[Layout annotation records]
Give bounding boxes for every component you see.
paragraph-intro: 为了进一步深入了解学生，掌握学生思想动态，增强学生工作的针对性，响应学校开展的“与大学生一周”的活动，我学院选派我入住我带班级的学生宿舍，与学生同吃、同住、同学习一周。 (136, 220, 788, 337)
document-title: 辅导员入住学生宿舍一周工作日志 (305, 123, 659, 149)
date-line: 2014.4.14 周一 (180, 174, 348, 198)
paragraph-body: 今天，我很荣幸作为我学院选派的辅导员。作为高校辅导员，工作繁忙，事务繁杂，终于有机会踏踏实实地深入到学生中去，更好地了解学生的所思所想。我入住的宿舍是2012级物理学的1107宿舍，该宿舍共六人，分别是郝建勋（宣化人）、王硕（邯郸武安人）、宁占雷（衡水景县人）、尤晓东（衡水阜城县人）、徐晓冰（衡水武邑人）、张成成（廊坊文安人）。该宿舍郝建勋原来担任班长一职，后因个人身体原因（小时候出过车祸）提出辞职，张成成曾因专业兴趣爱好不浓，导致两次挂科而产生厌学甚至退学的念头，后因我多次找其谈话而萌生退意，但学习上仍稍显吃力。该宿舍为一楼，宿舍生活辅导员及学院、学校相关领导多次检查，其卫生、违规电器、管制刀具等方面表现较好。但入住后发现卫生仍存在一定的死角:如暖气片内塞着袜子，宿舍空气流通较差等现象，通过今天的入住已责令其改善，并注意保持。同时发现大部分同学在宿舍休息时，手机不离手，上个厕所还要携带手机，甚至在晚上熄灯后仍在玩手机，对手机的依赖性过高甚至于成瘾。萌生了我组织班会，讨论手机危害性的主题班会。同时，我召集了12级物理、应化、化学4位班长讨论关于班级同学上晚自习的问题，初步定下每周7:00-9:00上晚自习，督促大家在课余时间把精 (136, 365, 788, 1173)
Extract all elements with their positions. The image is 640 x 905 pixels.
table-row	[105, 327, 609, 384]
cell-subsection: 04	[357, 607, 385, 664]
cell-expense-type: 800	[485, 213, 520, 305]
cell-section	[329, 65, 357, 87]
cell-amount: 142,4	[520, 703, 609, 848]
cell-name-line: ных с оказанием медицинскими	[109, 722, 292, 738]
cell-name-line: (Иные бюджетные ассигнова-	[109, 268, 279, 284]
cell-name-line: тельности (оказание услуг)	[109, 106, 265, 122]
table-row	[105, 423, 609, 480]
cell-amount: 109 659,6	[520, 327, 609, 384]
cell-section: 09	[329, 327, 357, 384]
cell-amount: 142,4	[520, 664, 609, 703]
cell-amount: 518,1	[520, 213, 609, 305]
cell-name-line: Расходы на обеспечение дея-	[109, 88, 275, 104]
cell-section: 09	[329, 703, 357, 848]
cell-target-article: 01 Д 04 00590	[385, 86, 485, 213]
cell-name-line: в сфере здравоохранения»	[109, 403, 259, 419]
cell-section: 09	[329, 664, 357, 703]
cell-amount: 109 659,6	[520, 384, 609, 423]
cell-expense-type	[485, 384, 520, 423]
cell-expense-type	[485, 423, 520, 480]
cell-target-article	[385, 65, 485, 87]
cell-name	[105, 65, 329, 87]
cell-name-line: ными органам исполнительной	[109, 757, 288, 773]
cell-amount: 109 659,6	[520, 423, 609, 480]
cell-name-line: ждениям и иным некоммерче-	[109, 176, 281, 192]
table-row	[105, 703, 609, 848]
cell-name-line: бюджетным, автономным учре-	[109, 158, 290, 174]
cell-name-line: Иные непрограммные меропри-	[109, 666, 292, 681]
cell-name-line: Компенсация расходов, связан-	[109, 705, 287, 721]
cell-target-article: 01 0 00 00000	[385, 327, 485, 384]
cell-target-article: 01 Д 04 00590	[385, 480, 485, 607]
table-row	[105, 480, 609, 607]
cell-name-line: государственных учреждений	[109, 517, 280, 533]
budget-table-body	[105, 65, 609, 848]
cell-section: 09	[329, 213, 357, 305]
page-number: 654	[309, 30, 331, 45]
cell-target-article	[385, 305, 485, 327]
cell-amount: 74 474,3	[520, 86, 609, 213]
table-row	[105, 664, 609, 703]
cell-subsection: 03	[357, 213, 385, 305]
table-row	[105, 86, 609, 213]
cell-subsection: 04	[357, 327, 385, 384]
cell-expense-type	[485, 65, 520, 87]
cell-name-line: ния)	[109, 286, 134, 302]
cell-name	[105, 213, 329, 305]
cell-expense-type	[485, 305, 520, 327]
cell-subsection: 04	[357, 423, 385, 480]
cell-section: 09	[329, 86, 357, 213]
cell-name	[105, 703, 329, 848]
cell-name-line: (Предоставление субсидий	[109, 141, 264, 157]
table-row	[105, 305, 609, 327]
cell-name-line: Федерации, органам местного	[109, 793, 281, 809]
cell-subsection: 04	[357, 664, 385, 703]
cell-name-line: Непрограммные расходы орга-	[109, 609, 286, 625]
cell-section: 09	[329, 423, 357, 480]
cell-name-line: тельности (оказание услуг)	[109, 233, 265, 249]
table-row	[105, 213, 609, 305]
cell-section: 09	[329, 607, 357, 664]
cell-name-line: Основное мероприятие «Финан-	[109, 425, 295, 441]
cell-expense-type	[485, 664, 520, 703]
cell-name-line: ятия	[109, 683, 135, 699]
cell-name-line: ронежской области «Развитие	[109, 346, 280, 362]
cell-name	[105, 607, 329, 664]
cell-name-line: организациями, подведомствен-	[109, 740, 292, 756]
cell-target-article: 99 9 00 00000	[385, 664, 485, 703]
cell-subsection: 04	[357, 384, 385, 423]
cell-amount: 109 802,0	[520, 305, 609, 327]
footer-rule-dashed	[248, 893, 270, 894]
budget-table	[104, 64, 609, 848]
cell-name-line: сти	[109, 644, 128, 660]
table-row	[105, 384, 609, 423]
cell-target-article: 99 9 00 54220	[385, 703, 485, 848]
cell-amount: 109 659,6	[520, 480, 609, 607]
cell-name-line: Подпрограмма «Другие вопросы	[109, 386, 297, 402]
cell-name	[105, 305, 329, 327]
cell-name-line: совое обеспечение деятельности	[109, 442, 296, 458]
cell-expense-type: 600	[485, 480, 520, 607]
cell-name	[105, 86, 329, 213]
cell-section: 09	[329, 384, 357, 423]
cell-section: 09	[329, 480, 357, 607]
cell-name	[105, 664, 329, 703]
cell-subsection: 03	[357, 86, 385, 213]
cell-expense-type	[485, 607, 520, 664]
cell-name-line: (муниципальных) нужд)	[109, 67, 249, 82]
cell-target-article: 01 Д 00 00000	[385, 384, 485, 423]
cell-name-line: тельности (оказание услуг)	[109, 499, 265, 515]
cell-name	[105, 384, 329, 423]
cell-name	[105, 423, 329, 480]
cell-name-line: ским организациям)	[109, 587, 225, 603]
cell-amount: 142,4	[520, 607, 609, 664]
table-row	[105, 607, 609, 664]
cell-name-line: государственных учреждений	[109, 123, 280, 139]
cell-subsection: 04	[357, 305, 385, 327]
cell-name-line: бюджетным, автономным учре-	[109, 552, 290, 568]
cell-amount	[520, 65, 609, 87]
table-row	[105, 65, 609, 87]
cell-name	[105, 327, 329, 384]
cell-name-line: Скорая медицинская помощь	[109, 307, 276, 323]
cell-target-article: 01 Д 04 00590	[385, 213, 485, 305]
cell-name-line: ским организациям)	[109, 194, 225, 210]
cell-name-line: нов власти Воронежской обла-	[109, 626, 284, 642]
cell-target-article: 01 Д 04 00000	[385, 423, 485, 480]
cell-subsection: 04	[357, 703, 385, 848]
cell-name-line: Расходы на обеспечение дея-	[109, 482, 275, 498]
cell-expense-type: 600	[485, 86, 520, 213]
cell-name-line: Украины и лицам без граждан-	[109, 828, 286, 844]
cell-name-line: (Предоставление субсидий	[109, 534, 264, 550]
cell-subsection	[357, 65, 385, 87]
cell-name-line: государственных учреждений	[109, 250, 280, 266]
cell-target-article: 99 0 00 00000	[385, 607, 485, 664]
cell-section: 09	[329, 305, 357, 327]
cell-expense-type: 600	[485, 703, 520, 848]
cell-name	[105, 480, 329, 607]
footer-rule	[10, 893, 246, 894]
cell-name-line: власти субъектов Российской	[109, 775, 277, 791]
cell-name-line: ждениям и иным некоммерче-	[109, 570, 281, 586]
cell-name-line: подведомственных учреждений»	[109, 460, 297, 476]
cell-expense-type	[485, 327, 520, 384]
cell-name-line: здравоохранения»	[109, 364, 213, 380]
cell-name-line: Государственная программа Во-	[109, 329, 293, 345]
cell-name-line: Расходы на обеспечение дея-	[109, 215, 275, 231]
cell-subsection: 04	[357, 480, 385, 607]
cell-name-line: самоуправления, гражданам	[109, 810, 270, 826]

■ **Exercise description**:
Print the lines running from the start of the material through the line that contains "date-line: 2014.4.14 周一 (180, 174, 348, 198)", inclusive, and nothing else.

■ **The completed task**:
Give bounding boxes for every component you see.
paragraph-intro: 为了进一步深入了解学生，掌握学生思想动态，增强学生工作的针对性，响应学校开展的“与大学生一周”的活动，我学院选派我入住我带班级的学生宿舍，与学生同吃、同住、同学习一周。 (136, 220, 788, 337)
document-title: 辅导员入住学生宿舍一周工作日志 (305, 123, 659, 149)
date-line: 2014.4.14 周一 (180, 174, 348, 198)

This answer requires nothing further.